▶ [LISTING]:
╭──

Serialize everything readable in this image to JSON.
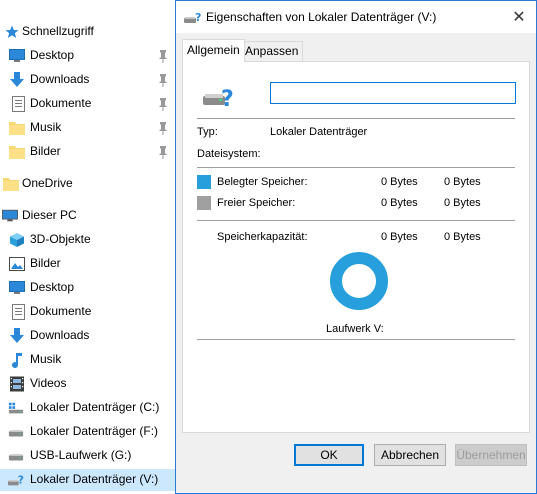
{
  "nav": {
    "quick_access": "Schnellzugriff",
    "quick_items": [
      {
        "label": "Desktop",
        "icon": "desktop-icon"
      },
      {
        "label": "Downloads",
        "icon": "downloads-icon"
      },
      {
        "label": "Dokumente",
        "icon": "documents-icon"
      },
      {
        "label": "Musik",
        "icon": "folder-icon"
      },
      {
        "label": "Bilder",
        "icon": "folder-icon"
      }
    ],
    "onedrive": "OneDrive",
    "this_pc": "Dieser PC",
    "pc_items": [
      {
        "label": "3D-Objekte",
        "icon": "3d-objects-icon"
      },
      {
        "label": "Bilder",
        "icon": "pictures-icon"
      },
      {
        "label": "Desktop",
        "icon": "desktop-icon"
      },
      {
        "label": "Dokumente",
        "icon": "documents-icon"
      },
      {
        "label": "Downloads",
        "icon": "downloads-icon"
      },
      {
        "label": "Musik",
        "icon": "music-icon"
      },
      {
        "label": "Videos",
        "icon": "videos-icon"
      },
      {
        "label": "Lokaler Datenträger (C:)",
        "icon": "system-drive-icon"
      },
      {
        "label": "Lokaler Datenträger (F:)",
        "icon": "drive-icon"
      },
      {
        "label": "USB-Laufwerk (G:)",
        "icon": "drive-icon"
      },
      {
        "label": "Lokaler Datenträger (V:)",
        "icon": "unknown-drive-icon",
        "selected": true
      }
    ]
  },
  "dialog": {
    "title": "Eigenschaften von Lokaler Datenträger (V:)",
    "close_glyph": "✕",
    "tabs": [
      {
        "label": "Allgemein",
        "active": true
      },
      {
        "label": "Anpassen",
        "active": false
      }
    ],
    "name_value": "",
    "type_label": "Typ:",
    "type_value": "Lokaler Datenträger",
    "fs_label": "Dateisystem:",
    "fs_value": "",
    "used_label": "Belegter Speicher:",
    "used_bytes": "0 Bytes",
    "used_size": "0 Bytes",
    "free_label": "Freier Speicher:",
    "free_bytes": "0 Bytes",
    "free_size": "0 Bytes",
    "capacity_label": "Speicherkapazität:",
    "capacity_bytes": "0 Bytes",
    "capacity_size": "0 Bytes",
    "drive_label": "Laufwerk V:",
    "buttons": {
      "ok": "OK",
      "cancel": "Abbrechen",
      "apply": "Übernehmen"
    },
    "colors": {
      "used": "#269fdc",
      "free": "#a0a0a0",
      "accent": "#0078d7"
    }
  }
}
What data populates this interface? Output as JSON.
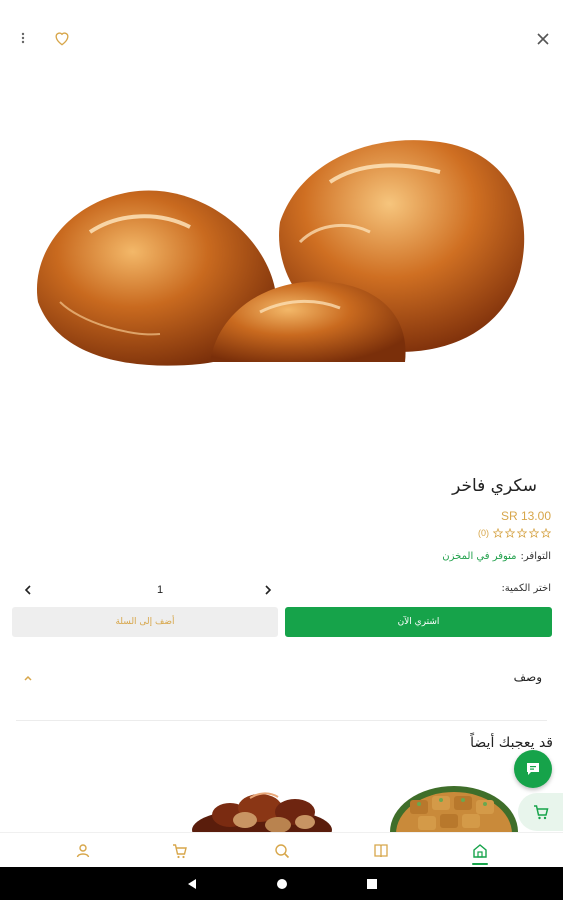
{
  "product": {
    "title": "سكري فاخر",
    "price": "SR 13.00",
    "rating_count": "(0)",
    "availability_label": "التوافر:",
    "availability_value": "متوفر في المخزن"
  },
  "quantity": {
    "label": "اختر الكمية:",
    "value": "1"
  },
  "actions": {
    "buy_now": "اشتري الآن",
    "add_to_cart": "أضف إلى السلة"
  },
  "sections": {
    "description": "وصف",
    "related": "قد يعجبك أيضاً"
  },
  "colors": {
    "accent_green": "#16a34a",
    "gold": "#d7a64a"
  },
  "icons": {
    "top_left": [
      "more-vert-icon",
      "heart-icon"
    ],
    "top_right": "close-icon",
    "bottom_nav": [
      "user-icon",
      "cart-icon",
      "search-icon",
      "book-icon",
      "home-icon"
    ],
    "fabs": [
      "chat-icon",
      "cart-fab-icon"
    ],
    "system": [
      "back-icon",
      "home-circle-icon",
      "recents-icon"
    ]
  }
}
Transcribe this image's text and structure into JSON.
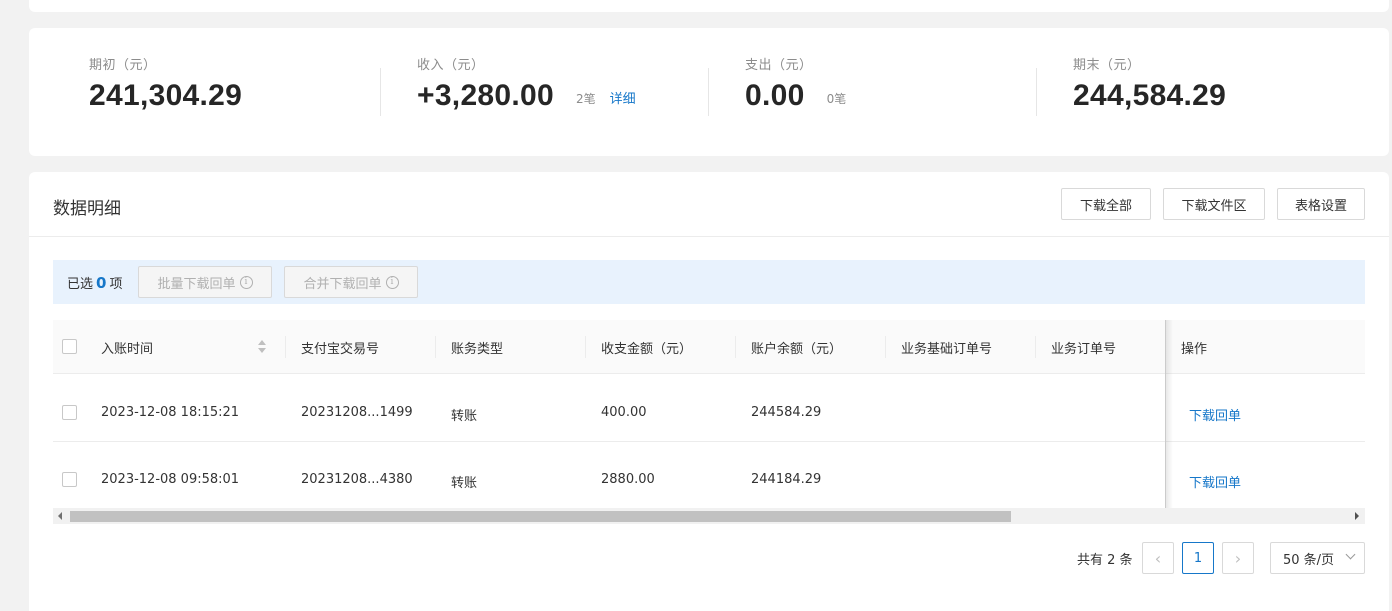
{
  "summary": {
    "opening": {
      "label": "期初（元）",
      "value": "241,304.29"
    },
    "income": {
      "label": "收入（元）",
      "value": "+3,280.00",
      "count": "2笔",
      "detail_link": "详细"
    },
    "expense": {
      "label": "支出（元）",
      "value": "0.00",
      "count": "0笔"
    },
    "closing": {
      "label": "期末（元）",
      "value": "244,584.29"
    }
  },
  "detail": {
    "title": "数据明细",
    "buttons": {
      "download_all": "下载全部",
      "download_area": "下载文件区",
      "table_settings": "表格设置"
    }
  },
  "selection": {
    "prefix": "已选",
    "count": "0",
    "suffix": "项",
    "batch_download": "批量下载回单",
    "merge_download": "合并下载回单"
  },
  "table": {
    "columns": [
      "入账时间",
      "支付宝交易号",
      "账务类型",
      "收支金额（元）",
      "账户余额（元）",
      "业务基础订单号",
      "业务订单号",
      "操作"
    ],
    "rows": [
      {
        "time": "2023-12-08 18:15:21",
        "trade_no": "20231208...1499",
        "type": "转账",
        "amount": "400.00",
        "balance": "244584.29",
        "base_order": "",
        "order": "",
        "action": "下载回单"
      },
      {
        "time": "2023-12-08 09:58:01",
        "trade_no": "20231208...4380",
        "type": "转账",
        "amount": "2880.00",
        "balance": "244184.29",
        "base_order": "",
        "order": "",
        "action": "下载回单"
      }
    ]
  },
  "pagination": {
    "total": "共有 2 条",
    "current_page": "1",
    "prev": "‹",
    "next": "›",
    "page_size": "50 条/页"
  },
  "colors": {
    "accent": "#1677c9",
    "background": "#f2f2f2",
    "selection_bar": "#e8f2fd"
  }
}
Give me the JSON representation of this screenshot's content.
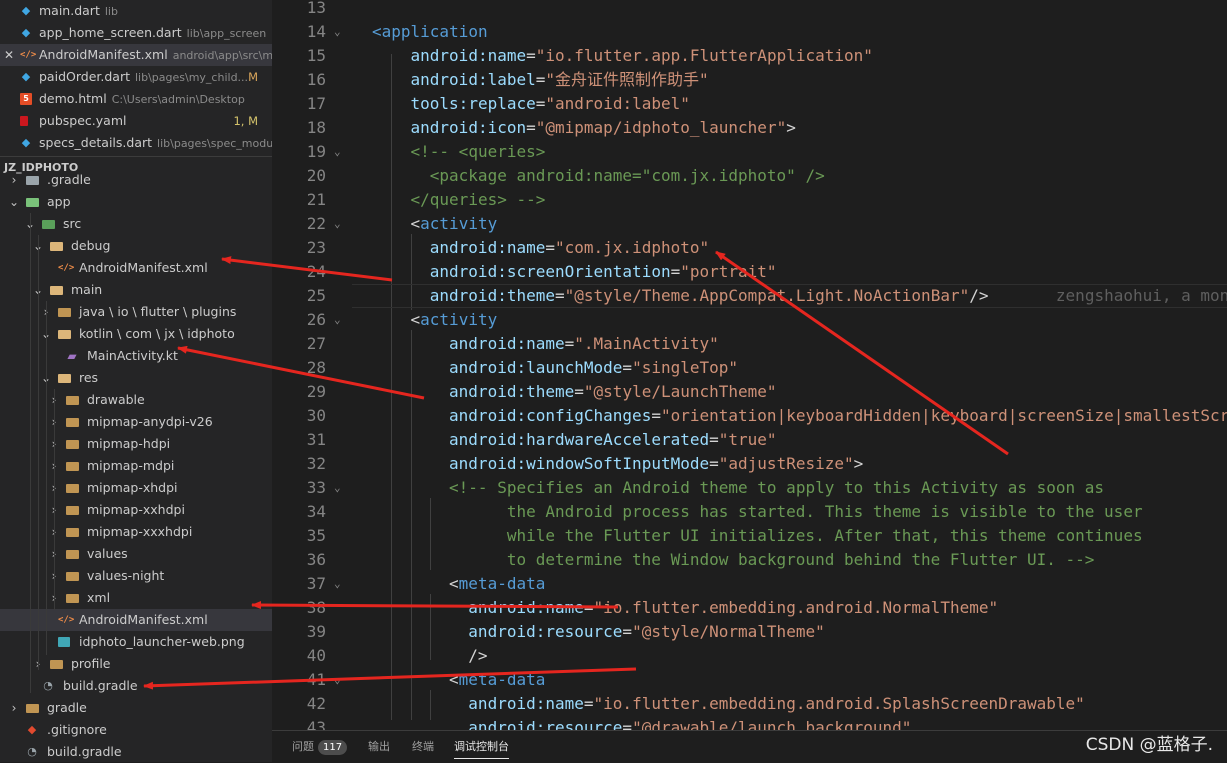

╰──

▶ [WHAT THE TASK REQUIRES]: Extract each line holding the string "Bytes".

▶ [THE ANSWER]:
    "used_bytes": "0 Bytes",
    "used_size": "0 Bytes",
    "free_bytes": "0 Bytes",
    "free_size": "0 Bytes",
    "capacity_bytes": "0 Bytes",
    "capacity_size": "0 Bytes",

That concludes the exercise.